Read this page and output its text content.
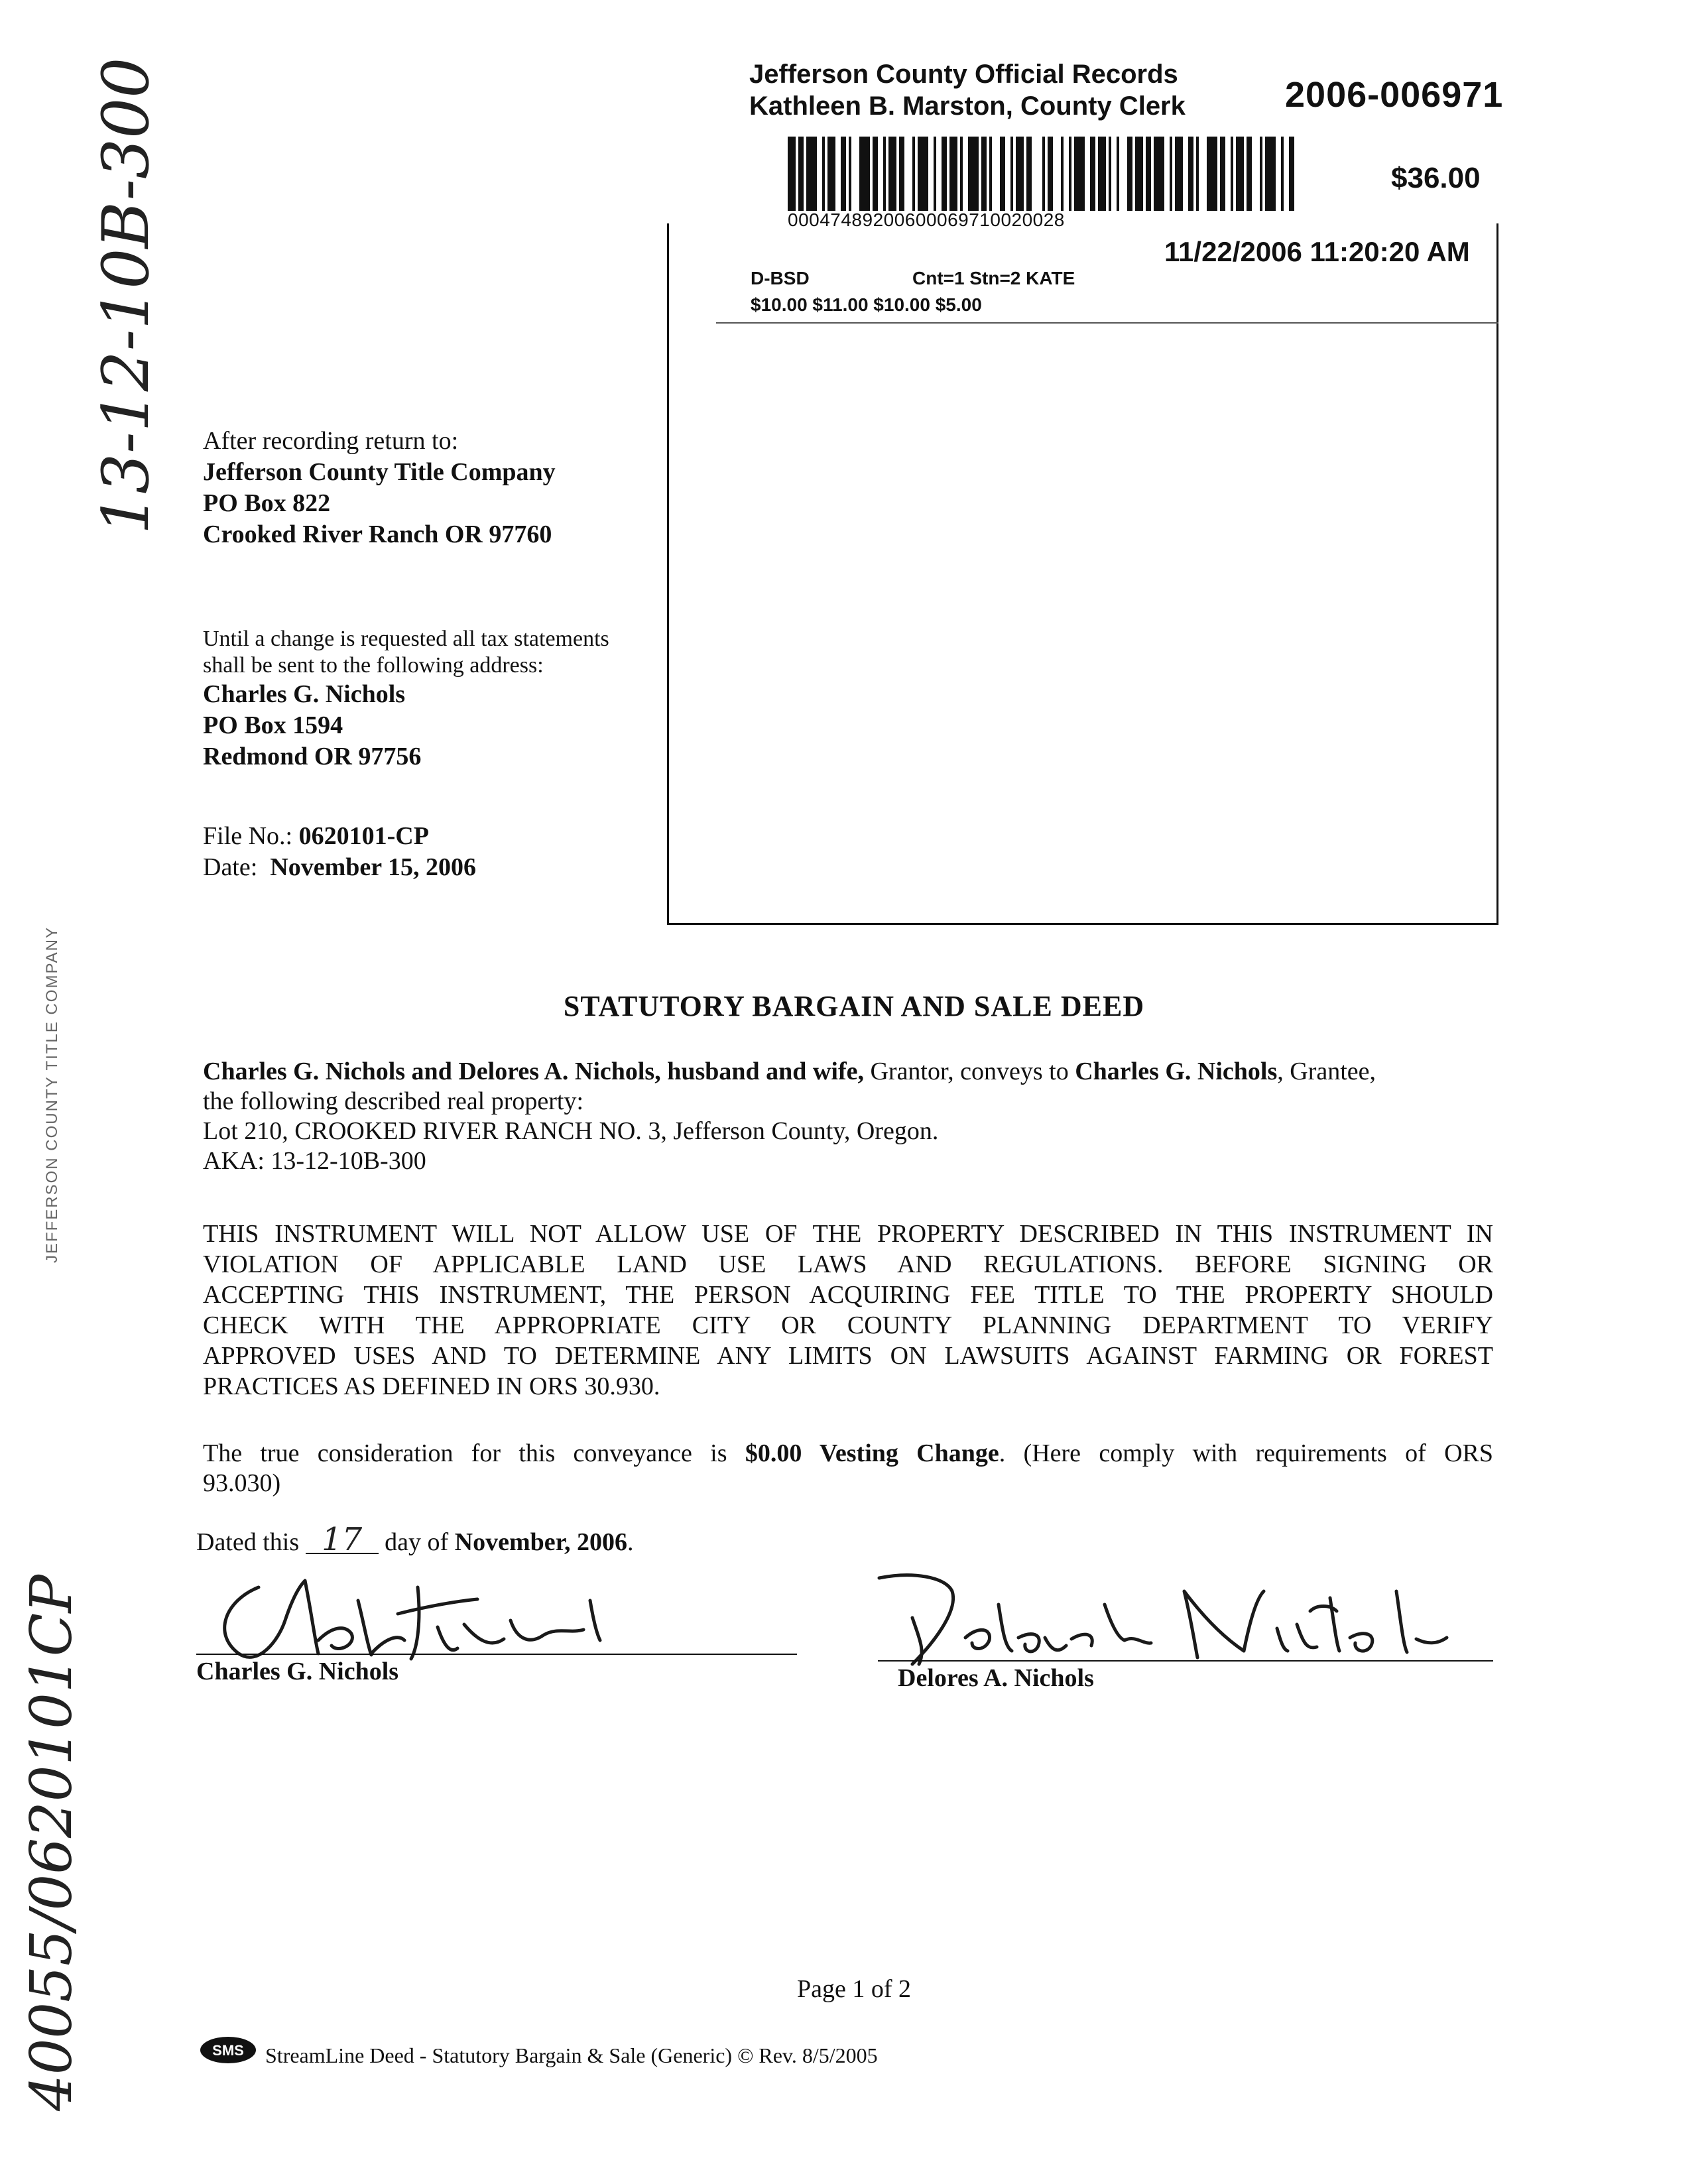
Jefferson County Official Records
Kathleen B. Marston, County Clerk	2006-006971
$36.00
00047489200600069710020028
11/22/2006 11:20:20 AM
D-BSD	Cnt=1 Stn=2 KATE
$10.00 $11.00 $10.00 $5.00
After recording return to:
Jefferson County Title Company
PO Box 822
Crooked River Ranch OR 97760
Until a change is requested all tax statements
shall be sent to the following address:
Charles G. Nichols
PO Box 1594
Redmond OR 97756
File No.: 0620101-CP
Date: November 15, 2006
STATUTORY BARGAIN AND SALE DEED
Charles G. Nichols and Delores A. Nichols, husband and wife, Grantor, conveys to Charles G. Nichols, Grantee,
the following described real property:
Lot 210, CROOKED RIVER RANCH NO. 3, Jefferson County, Oregon.
AKA: 13-12-10B-300
THIS INSTRUMENT WILL NOT ALLOW USE OF THE PROPERTY DESCRIBED IN THIS INSTRUMENT IN
VIOLATION OF APPLICABLE LAND USE LAWS AND REGULATIONS. BEFORE SIGNING OR
ACCEPTING THIS INSTRUMENT, THE PERSON ACQUIRING FEE TITLE TO THE PROPERTY SHOULD
CHECK WITH THE APPROPRIATE CITY OR COUNTY PLANNING DEPARTMENT TO VERIFY
APPROVED USES AND TO DETERMINE ANY LIMITS ON LAWSUITS AGAINST FARMING OR FOREST
PRACTICES AS DEFINED IN ORS 30.930.
The true consideration for this conveyance is $0.00 Vesting Change. (Here comply with requirements of ORS
93.030)
Dated this 17 day of November, 2006.
Charles G. Nichols	Delores A. Nichols
13-12-10B-300
40055/0620101CP
JEFFERSON COUNTY TITLE COMPANY
Page 1 of 2
SMS StreamLine Deed - Statutory Bargain & Sale (Generic) © Rev. 8/5/2005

◇ ◇ ◇

## [WRITTEN EXERCISE]
The pictures in the entries should be left out; output everything else exactly.

## [TASK RESULT]
Read this page and output its text content.
Jefferson County Official Records
Kathleen B. Marston, County Clerk	2006-006971
$36.00
00047489200600069710020028
11/22/2006 11:20:20 AM
D-BSD	Cnt=1 Stn=2 KATE
$10.00 $11.00 $10.00 $5.00
After recording return to:
Jefferson County Title Company
PO Box 822
Crooked River Ranch OR 97760
Until a change is requested all tax statements
shall be sent to the following address:
Charles G. Nichols
PO Box 1594
Redmond OR 97756
File No.: 0620101-CP
Date: November 15, 2006
STATUTORY BARGAIN AND SALE DEED
Charles G. Nichols and Delores A. Nichols, husband and wife, Grantor, conveys to Charles G. Nichols, Grantee,
the following described real property:
Lot 210, CROOKED RIVER RANCH NO. 3, Jefferson County, Oregon.
AKA: 13-12-10B-300
THIS INSTRUMENT WILL NOT ALLOW USE OF THE PROPERTY DESCRIBED IN THIS INSTRUMENT IN
VIOLATION OF APPLICABLE LAND USE LAWS AND REGULATIONS. BEFORE SIGNING OR
ACCEPTING THIS INSTRUMENT, THE PERSON ACQUIRING FEE TITLE TO THE PROPERTY SHOULD
CHECK WITH THE APPROPRIATE CITY OR COUNTY PLANNING DEPARTMENT TO VERIFY
APPROVED USES AND TO DETERMINE ANY LIMITS ON LAWSUITS AGAINST FARMING OR FOREST
PRACTICES AS DEFINED IN ORS 30.930.
The true consideration for this conveyance is $0.00 Vesting Change. (Here comply with requirements of ORS
93.030)
Dated this 17 day of November, 2006.
Charles G. Nichols	Delores A. Nichols
13-12-10B-300
40055/0620101CP
JEFFERSON COUNTY TITLE COMPANY
Page 1 of 2
SMS StreamLine Deed - Statutory Bargain & Sale (Generic) © Rev. 8/5/2005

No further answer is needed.